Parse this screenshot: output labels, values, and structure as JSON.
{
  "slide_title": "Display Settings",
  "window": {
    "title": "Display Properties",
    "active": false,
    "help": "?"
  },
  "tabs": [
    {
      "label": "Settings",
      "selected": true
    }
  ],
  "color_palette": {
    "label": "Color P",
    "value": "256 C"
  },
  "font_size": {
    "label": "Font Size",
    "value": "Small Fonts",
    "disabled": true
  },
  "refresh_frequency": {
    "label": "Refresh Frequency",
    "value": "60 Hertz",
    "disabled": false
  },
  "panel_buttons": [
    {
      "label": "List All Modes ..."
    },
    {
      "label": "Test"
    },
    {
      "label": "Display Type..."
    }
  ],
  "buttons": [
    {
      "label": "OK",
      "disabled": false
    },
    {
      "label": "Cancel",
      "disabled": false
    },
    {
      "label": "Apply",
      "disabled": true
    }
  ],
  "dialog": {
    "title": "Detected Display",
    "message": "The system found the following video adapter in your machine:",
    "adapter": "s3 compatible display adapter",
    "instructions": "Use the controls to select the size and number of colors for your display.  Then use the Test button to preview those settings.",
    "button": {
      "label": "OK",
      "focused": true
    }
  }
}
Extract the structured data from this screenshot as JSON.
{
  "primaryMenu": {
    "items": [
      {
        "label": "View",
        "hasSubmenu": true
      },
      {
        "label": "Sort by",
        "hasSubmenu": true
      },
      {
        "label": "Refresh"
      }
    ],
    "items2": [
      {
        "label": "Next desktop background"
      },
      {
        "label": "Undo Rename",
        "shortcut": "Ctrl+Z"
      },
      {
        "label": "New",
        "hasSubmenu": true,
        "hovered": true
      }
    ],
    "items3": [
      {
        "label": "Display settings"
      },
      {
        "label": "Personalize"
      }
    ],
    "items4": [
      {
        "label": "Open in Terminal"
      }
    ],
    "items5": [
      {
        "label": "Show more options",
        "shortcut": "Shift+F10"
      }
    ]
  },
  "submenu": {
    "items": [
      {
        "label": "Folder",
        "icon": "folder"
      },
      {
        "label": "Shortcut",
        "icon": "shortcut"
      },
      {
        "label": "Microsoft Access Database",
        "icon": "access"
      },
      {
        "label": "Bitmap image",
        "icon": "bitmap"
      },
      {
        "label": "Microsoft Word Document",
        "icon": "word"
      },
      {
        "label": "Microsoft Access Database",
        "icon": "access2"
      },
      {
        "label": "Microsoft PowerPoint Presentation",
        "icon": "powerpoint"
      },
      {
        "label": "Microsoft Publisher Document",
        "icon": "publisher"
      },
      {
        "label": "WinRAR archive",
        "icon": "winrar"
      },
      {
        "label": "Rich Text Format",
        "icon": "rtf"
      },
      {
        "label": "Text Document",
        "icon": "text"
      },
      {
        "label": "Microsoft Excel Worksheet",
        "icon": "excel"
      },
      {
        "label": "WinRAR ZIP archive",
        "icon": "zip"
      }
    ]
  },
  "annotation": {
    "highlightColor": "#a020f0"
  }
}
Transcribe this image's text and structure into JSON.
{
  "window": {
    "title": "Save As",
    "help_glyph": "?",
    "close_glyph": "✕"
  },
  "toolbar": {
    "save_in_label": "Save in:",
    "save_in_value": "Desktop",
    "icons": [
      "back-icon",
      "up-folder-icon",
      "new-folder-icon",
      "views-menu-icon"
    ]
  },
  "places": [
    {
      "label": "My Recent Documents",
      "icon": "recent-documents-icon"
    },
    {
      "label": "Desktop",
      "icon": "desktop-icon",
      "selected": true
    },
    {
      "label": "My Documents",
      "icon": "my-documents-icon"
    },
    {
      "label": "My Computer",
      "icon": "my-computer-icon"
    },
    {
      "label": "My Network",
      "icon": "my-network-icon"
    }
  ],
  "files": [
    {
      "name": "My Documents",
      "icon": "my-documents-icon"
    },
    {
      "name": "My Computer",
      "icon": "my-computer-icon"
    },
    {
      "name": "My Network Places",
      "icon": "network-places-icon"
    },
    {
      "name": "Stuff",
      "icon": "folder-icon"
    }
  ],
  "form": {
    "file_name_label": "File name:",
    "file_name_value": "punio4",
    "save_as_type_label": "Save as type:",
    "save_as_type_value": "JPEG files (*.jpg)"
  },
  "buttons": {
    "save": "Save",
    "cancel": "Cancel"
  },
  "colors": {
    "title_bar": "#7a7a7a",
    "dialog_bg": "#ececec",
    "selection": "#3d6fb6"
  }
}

◆ AIM: Look through the data above. Copy every line with the string "false" in it.

◆ SOLVED EXERCISE:
    "active": false,
    "disabled": false
      "disabled": false
      "disabled": false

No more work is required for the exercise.